**Data entries for graphics**
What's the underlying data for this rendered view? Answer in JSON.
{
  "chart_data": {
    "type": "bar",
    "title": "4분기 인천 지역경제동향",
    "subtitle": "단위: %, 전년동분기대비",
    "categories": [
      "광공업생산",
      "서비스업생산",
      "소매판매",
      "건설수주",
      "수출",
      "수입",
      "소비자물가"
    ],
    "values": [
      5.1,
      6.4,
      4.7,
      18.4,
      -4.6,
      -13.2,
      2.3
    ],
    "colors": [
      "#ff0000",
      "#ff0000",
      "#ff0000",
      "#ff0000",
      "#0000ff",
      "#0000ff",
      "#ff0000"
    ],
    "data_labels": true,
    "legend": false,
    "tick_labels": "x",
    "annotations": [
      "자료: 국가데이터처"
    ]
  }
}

**DESCRIPTION OF THE TASK**
Reproduce the records above exactly.

**SOLVED PROBLEM**
What's the underlying data for this rendered view? Answer in JSON.
{
  "chart_data": {
    "type": "bar",
    "title": "4분기 인천 지역경제동향",
    "subtitle": "단위: %, 전년동분기대비",
    "categories": [
      "광공업생산",
      "서비스업생산",
      "소매판매",
      "건설수주",
      "수출",
      "수입",
      "소비자물가"
    ],
    "values": [
      5.1,
      6.4,
      4.7,
      18.4,
      -4.6,
      -13.2,
      2.3
    ],
    "colors": [
      "#ff0000",
      "#ff0000",
      "#ff0000",
      "#ff0000",
      "#0000ff",
      "#0000ff",
      "#ff0000"
    ],
    "data_labels": true,
    "legend": false,
    "tick_labels": "x",
    "annotations": [
      "자료: 국가데이터처"
    ]
  }
}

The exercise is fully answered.